* **Extracted entries**
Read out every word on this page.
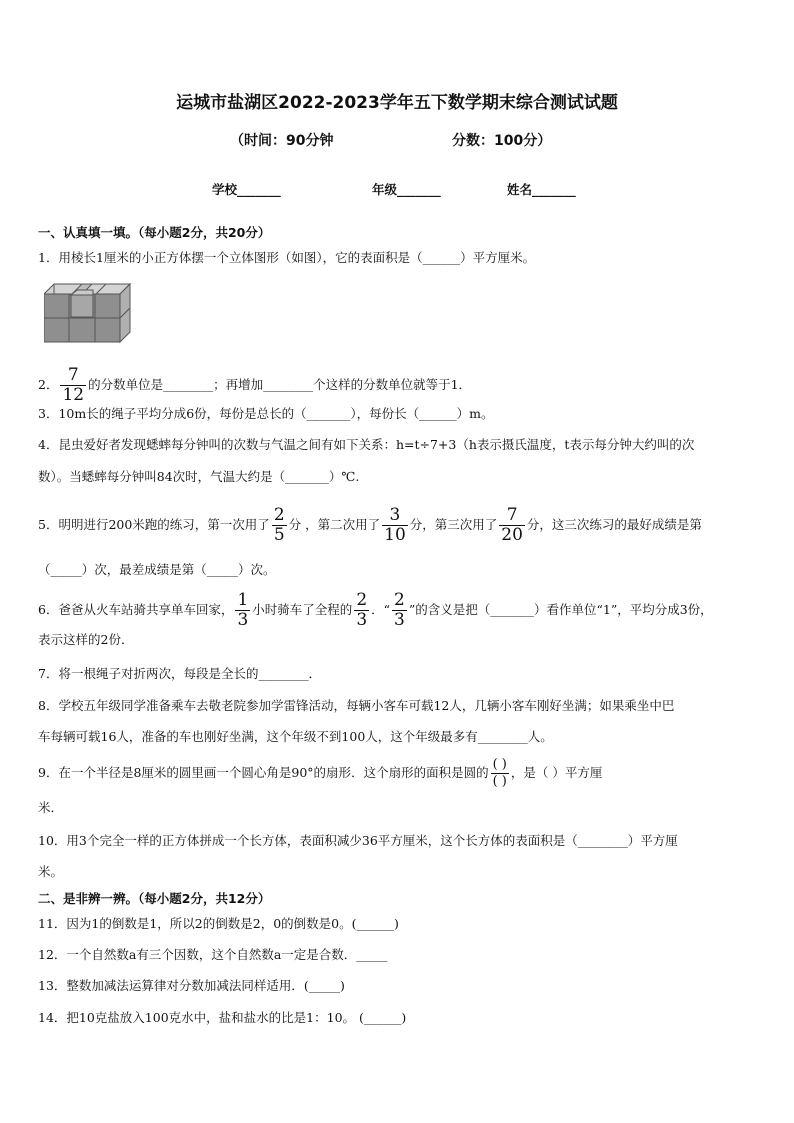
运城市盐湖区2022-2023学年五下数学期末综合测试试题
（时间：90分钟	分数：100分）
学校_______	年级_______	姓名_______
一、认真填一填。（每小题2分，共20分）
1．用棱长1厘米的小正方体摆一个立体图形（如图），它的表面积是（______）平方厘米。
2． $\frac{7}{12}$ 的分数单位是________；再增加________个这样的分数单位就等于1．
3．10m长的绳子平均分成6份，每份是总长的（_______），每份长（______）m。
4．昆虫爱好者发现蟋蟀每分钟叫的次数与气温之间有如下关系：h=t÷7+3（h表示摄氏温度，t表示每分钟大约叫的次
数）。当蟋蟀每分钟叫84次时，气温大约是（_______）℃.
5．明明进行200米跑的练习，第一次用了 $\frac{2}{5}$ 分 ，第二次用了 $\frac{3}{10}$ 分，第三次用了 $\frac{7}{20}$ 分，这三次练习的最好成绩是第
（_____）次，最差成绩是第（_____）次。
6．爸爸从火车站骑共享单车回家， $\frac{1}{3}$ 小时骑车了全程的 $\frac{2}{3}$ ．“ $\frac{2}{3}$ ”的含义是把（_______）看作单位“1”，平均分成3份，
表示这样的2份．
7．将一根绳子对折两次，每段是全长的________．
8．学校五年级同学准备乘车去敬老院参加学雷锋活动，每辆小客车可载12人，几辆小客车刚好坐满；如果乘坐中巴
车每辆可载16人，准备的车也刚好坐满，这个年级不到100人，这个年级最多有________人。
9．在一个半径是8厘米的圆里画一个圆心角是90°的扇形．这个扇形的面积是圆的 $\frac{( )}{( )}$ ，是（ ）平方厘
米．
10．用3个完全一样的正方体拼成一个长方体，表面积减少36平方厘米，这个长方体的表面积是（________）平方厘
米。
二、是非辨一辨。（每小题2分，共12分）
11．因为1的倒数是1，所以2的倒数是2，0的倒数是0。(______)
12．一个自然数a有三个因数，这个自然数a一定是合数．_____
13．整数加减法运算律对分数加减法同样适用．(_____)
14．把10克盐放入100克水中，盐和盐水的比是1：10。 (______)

--

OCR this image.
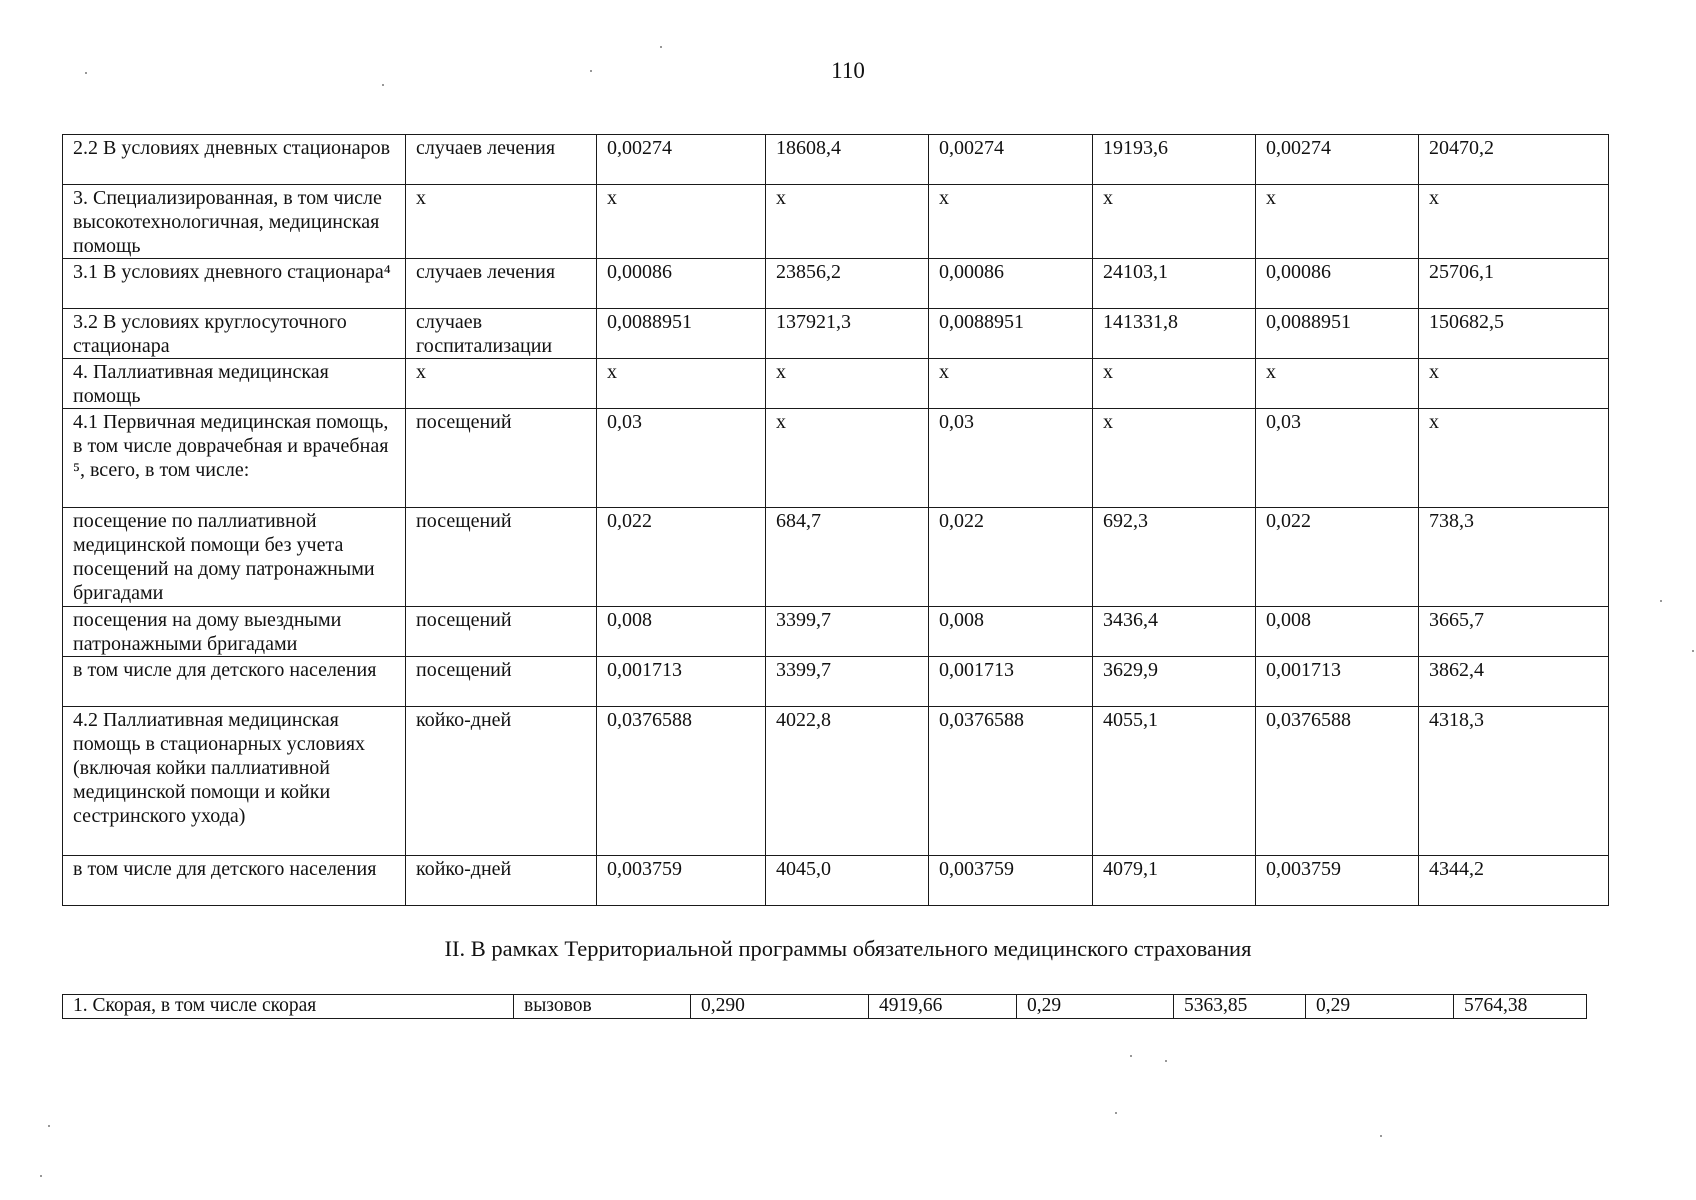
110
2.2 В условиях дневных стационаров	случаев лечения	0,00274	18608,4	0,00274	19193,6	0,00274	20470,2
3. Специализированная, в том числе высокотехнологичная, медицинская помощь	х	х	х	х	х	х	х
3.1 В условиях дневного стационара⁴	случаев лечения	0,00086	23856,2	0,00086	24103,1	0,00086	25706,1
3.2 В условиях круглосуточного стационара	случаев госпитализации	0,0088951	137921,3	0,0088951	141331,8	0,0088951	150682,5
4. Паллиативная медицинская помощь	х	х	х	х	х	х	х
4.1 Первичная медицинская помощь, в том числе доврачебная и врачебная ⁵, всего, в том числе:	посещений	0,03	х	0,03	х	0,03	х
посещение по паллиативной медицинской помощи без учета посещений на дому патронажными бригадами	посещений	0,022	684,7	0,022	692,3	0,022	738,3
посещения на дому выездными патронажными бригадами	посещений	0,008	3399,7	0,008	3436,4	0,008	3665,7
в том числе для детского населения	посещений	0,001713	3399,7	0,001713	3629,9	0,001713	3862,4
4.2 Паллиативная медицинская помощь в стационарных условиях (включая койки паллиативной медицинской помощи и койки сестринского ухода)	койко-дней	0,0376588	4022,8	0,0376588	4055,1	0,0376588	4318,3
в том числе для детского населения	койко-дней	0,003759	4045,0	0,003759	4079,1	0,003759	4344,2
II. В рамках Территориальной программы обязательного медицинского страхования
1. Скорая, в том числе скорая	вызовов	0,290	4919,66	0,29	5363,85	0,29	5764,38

* **Written instruction**
Using the material above, count the lines containing the word "паллиативной". Reply with the number alone.

* **Response for this exercise**
2